Write the material out again in full, word for word. Do not include the pictures.

=======

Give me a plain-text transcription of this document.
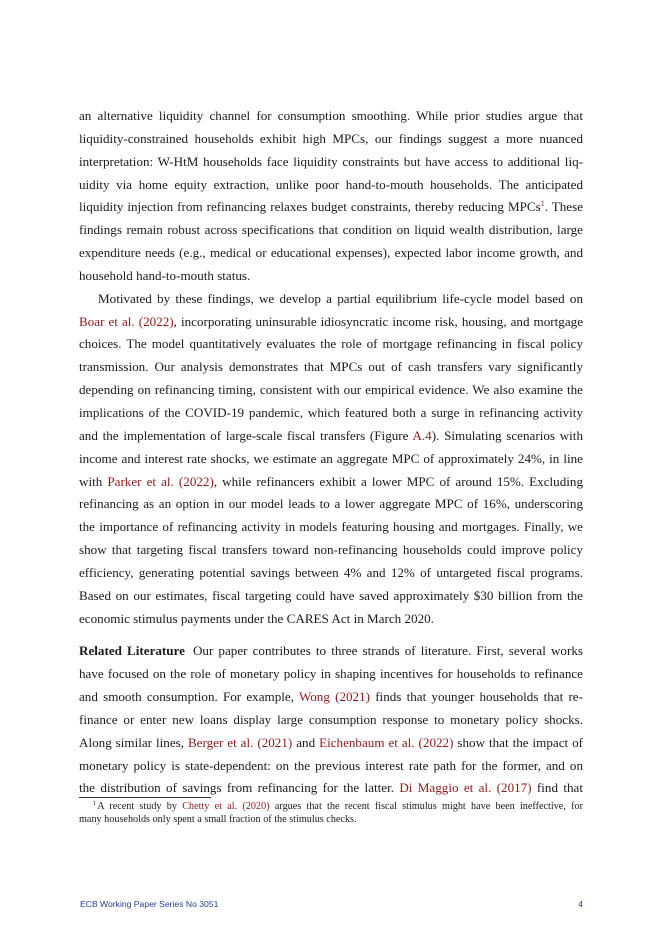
an alternative liquidity channel for consumption smoothing. While prior studies argue that
liquidity-constrained households exhibit high MPCs, our findings suggest a more nuanced
interpretation: W-HtM households face liquidity constraints but have access to additional liq-
uidity via home equity extraction, unlike poor hand-to-mouth households. The anticipated
liquidity injection from refinancing relaxes budget constraints, thereby reducing MPCs$^1$. These
findings remain robust across specifications that condition on liquid wealth distribution, large
expenditure needs (e.g., medical or educational expenses), expected labor income growth, and
household hand-to-mouth status.

Motivated by these findings, we develop a partial equilibrium life-cycle model based on
Boar et al. (2022), incorporating uninsurable idiosyncratic income risk, housing, and mortgage
choices. The model quantitatively evaluates the role of mortgage refinancing in fiscal policy
transmission. Our analysis demonstrates that MPCs out of cash transfers vary significantly
depending on refinancing timing, consistent with our empirical evidence. We also examine the
implications of the COVID-19 pandemic, which featured both a surge in refinancing activity
and the implementation of large-scale fiscal transfers (Figure A.4). Simulating scenarios with
income and interest rate shocks, we estimate an aggregate MPC of approximately 24%, in line
with Parker et al. (2022), while refinancers exhibit a lower MPC of around 15%. Excluding
refinancing as an option in our model leads to a lower aggregate MPC of 16%, underscoring
the importance of refinancing activity in models featuring housing and mortgages. Finally, we
show that targeting fiscal transfers toward non-refinancing households could improve policy
efficiency, generating potential savings between 4% and 12% of untargeted fiscal programs.
Based on our estimates, fiscal targeting could have saved approximately $30 billion from the
economic stimulus payments under the CARES Act in March 2020.

Related Literature Our paper contributes to three strands of literature. First, several works
have focused on the role of monetary policy in shaping incentives for households to refinance
and smooth consumption. For example, Wong (2021) finds that younger households that re-
finance or enter new loans display large consumption response to monetary policy shocks.
Along similar lines, Berger et al. (2021) and Eichenbaum et al. (2022) show that the impact of
monetary policy is state-dependent: on the previous interest rate path for the former, and on
the distribution of savings from refinancing for the latter. Di Maggio et al. (2017) find that

$^1$A recent study by Chetty et al. (2020) argues that the recent fiscal stimulus might have been ineffective, for
many households only spent a small fraction of the stimulus checks.
ECB Working Paper Series No 3051	4
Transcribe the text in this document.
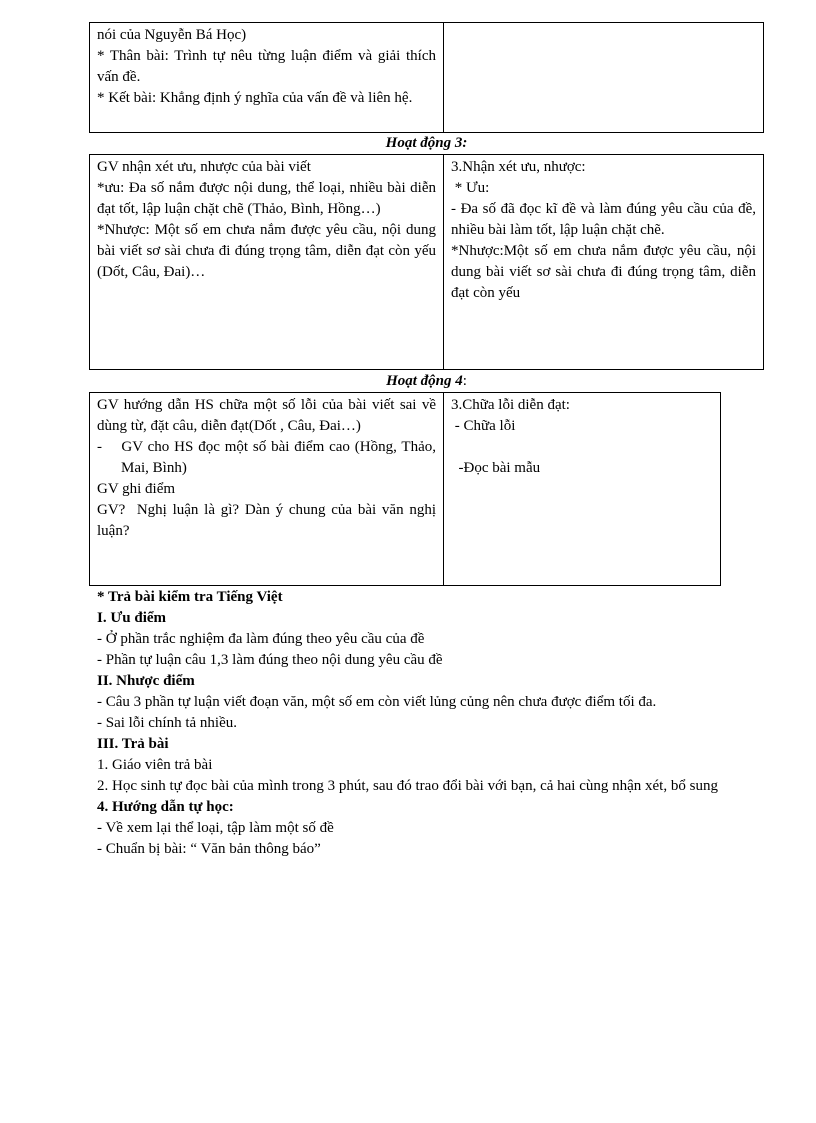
nói của Nguyễn Bá Học)
* Thân bài: Trình tự nêu từng luận điểm và giải thích vấn đề.
* Kết bài: Khẳng định ý nghĩa của vấn đề và liên hệ.
Hoạt động 3:
GV nhận xét ưu, nhược của bài viết
*ưu: Đa số nắm được nội dung, thể loại, nhiều bài diễn đạt tốt, lập luận chặt chẽ (Thảo, Bình, Hồng…)
*Nhược: Một số em chưa nắm được yêu cầu, nội dung bài viết sơ sài chưa đi đúng trọng tâm, diễn đạt còn yếu (Dốt, Câu, Đai)…
3.Nhận xét ưu, nhược:
* Ưu:
- Đa số đã đọc kĩ đề và làm đúng yêu cầu của đề, nhiều bài làm tốt, lập luận chặt chẽ.
*Nhược:Một số em chưa nắm được yêu cầu, nội dung bài viết sơ sài chưa đi đúng trọng tâm, diễn đạt còn yếu
Hoạt động 4:
GV hướng dẫn HS chữa một số lỗi của bài viết sai về dùng từ, đặt câu, diễn đạt(Dốt , Câu, Đai…)
-    GV cho HS đọc một số bài điểm cao (Hồng, Thảo, Mai, Bình)
GV ghi điểm
GV?  Nghị luận là gì? Dàn ý chung của bài văn nghị luận?
3.Chữa lỗi diễn đạt:
- Chữa lỗi
-Đọc bài mẫu
* Trả bài kiểm tra Tiếng Việt
I. Ưu điểm
- Ở phần trắc nghiệm đa làm đúng theo yêu cầu của đề
- Phần tự luận câu 1,3 làm đúng theo nội dung yêu cầu đề
II. Nhược điểm
- Câu 3 phần tự luận viết đoạn văn, một số em còn viết lủng củng nên chưa được điểm tối đa.
- Sai lỗi chính tả nhiều.
III. Trả bài
1. Giáo viên trả bài
2. Học sinh tự đọc bài của mình trong 3 phút, sau đó trao đổi bài với bạn, cả hai cùng nhận xét, bổ sung
4. Hướng dẫn tự học:
- Về xem lại thể loại, tập làm một số đề
- Chuẩn bị bài: “ Văn bản thông báo”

=======

Completed task ::
Give me a plain-text transcription of this document.
an alternative liquidity channel for consumption smoothing. While prior studies argue that
liquidity-constrained households exhibit high MPCs, our findings suggest a more nuanced
interpretation: W-HtM households face liquidity constraints but have access to additional liq-
uidity via home equity extraction, unlike poor hand-to-mouth households. The anticipated
liquidity injection from refinancing relaxes budget constraints, thereby reducing MPCs$^1$. These
findings remain robust across specifications that condition on liquid wealth distribution, large
expenditure needs (e.g., medical or educational expenses), expected labor income growth, and
household hand-to-mouth status.

Motivated by these findings, we develop a partial equilibrium life-cycle model based on
Boar et al. (2022), incorporating uninsurable idiosyncratic income risk, housing, and mortgage
choices. The model quantitatively evaluates the role of mortgage refinancing in fiscal policy
transmission. Our analysis demonstrates that MPCs out of cash transfers vary significantly
depending on refinancing timing, consistent with our empirical evidence. We also examine the
implications of the COVID-19 pandemic, which featured both a surge in refinancing activity
and the implementation of large-scale fiscal transfers (Figure A.4). Simulating scenarios with
income and interest rate shocks, we estimate an aggregate MPC of approximately 24%, in line
with Parker et al. (2022), while refinancers exhibit a lower MPC of around 15%. Excluding
refinancing as an option in our model leads to a lower aggregate MPC of 16%, underscoring
the importance of refinancing activity in models featuring housing and mortgages. Finally, we
show that targeting fiscal transfers toward non-refinancing households could improve policy
efficiency, generating potential savings between 4% and 12% of untargeted fiscal programs.
Based on our estimates, fiscal targeting could have saved approximately $30 billion from the
economic stimulus payments under the CARES Act in March 2020.

Related Literature Our paper contributes to three strands of literature. First, several works
have focused on the role of monetary policy in shaping incentives for households to refinance
and smooth consumption. For example, Wong (2021) finds that younger households that re-
finance or enter new loans display large consumption response to monetary policy shocks.
Along similar lines, Berger et al. (2021) and Eichenbaum et al. (2022) show that the impact of
monetary policy is state-dependent: on the previous interest rate path for the former, and on
the distribution of savings from refinancing for the latter. Di Maggio et al. (2017) find that

$^1$A recent study by Chetty et al. (2020) argues that the recent fiscal stimulus might have been ineffective, for
many households only spent a small fraction of the stimulus checks.
ECB Working Paper Series No 3051	4
Transcribe the text in this document.
nói của Nguyễn Bá Học)
* Thân bài: Trình tự nêu từng luận điểm và giải thích vấn đề.
* Kết bài: Khẳng định ý nghĩa của vấn đề và liên hệ.
Hoạt động 3:
GV nhận xét ưu, nhược của bài viết
*ưu: Đa số nắm được nội dung, thể loại, nhiều bài diễn đạt tốt, lập luận chặt chẽ (Thảo, Bình, Hồng…)
*Nhược: Một số em chưa nắm được yêu cầu, nội dung bài viết sơ sài chưa đi đúng trọng tâm, diễn đạt còn yếu (Dốt, Câu, Đai)…
3.Nhận xét ưu, nhược:
* Ưu:
- Đa số đã đọc kĩ đề và làm đúng yêu cầu của đề, nhiều bài làm tốt, lập luận chặt chẽ.
*Nhược:Một số em chưa nắm được yêu cầu, nội dung bài viết sơ sài chưa đi đúng trọng tâm, diễn đạt còn yếu
Hoạt động 4:
GV hướng dẫn HS chữa một số lỗi của bài viết sai về dùng từ, đặt câu, diễn đạt(Dốt , Câu, Đai…)
-    GV cho HS đọc một số bài điểm cao (Hồng, Thảo, Mai, Bình)
GV ghi điểm
GV?  Nghị luận là gì? Dàn ý chung của bài văn nghị luận?
3.Chữa lỗi diễn đạt:
- Chữa lỗi
-Đọc bài mẫu
* Trả bài kiểm tra Tiếng Việt
I. Ưu điểm
- Ở phần trắc nghiệm đa làm đúng theo yêu cầu của đề
- Phần tự luận câu 1,3 làm đúng theo nội dung yêu cầu đề
II. Nhược điểm
- Câu 3 phần tự luận viết đoạn văn, một số em còn viết lủng củng nên chưa được điểm tối đa.
- Sai lỗi chính tả nhiều.
III. Trả bài
1. Giáo viên trả bài
2. Học sinh tự đọc bài của mình trong 3 phút, sau đó trao đổi bài với bạn, cả hai cùng nhận xét, bổ sung
4. Hướng dẫn tự học:
- Về xem lại thể loại, tập làm một số đề
- Chuẩn bị bài: “ Văn bản thông báo”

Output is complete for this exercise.